=== Provided records ===

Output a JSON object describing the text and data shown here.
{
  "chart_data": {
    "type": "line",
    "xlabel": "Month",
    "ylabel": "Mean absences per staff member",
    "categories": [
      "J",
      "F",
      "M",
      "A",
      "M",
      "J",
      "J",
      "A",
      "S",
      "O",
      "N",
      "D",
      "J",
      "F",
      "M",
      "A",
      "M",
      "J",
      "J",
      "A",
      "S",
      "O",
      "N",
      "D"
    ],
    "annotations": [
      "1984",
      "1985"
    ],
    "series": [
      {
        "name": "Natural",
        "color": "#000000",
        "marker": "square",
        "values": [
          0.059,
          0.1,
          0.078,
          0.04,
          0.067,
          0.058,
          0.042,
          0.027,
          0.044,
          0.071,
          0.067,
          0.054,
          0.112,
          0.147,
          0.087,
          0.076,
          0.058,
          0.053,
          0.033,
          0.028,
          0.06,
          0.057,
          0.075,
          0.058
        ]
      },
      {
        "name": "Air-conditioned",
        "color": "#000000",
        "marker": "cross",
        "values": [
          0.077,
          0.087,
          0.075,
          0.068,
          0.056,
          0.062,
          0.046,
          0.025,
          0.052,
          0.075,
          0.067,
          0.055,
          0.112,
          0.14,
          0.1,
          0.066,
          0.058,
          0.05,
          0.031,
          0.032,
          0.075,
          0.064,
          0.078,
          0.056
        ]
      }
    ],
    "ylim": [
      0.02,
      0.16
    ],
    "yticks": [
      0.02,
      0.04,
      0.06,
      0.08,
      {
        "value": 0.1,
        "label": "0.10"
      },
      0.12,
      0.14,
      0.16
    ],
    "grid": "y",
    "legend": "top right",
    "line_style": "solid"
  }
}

===

| Given exercise |
Produce an exact copy of all the records.

| Result |
Output a JSON object describing the text and data shown here.
{
  "chart_data": {
    "type": "line",
    "xlabel": "Month",
    "ylabel": "Mean absences per staff member",
    "categories": [
      "J",
      "F",
      "M",
      "A",
      "M",
      "J",
      "J",
      "A",
      "S",
      "O",
      "N",
      "D",
      "J",
      "F",
      "M",
      "A",
      "M",
      "J",
      "J",
      "A",
      "S",
      "O",
      "N",
      "D"
    ],
    "annotations": [
      "1984",
      "1985"
    ],
    "series": [
      {
        "name": "Natural",
        "color": "#000000",
        "marker": "square",
        "values": [
          0.059,
          0.1,
          0.078,
          0.04,
          0.067,
          0.058,
          0.042,
          0.027,
          0.044,
          0.071,
          0.067,
          0.054,
          0.112,
          0.147,
          0.087,
          0.076,
          0.058,
          0.053,
          0.033,
          0.028,
          0.06,
          0.057,
          0.075,
          0.058
        ]
      },
      {
        "name": "Air-conditioned",
        "color": "#000000",
        "marker": "cross",
        "values": [
          0.077,
          0.087,
          0.075,
          0.068,
          0.056,
          0.062,
          0.046,
          0.025,
          0.052,
          0.075,
          0.067,
          0.055,
          0.112,
          0.14,
          0.1,
          0.066,
          0.058,
          0.05,
          0.031,
          0.032,
          0.075,
          0.064,
          0.078,
          0.056
        ]
      }
    ],
    "ylim": [
      0.02,
      0.16
    ],
    "yticks": [
      0.02,
      0.04,
      0.06,
      0.08,
      {
        "value": 0.1,
        "label": "0.10"
      },
      0.12,
      0.14,
      0.16
    ],
    "grid": "y",
    "legend": "top right",
    "line_style": "solid"
  }
}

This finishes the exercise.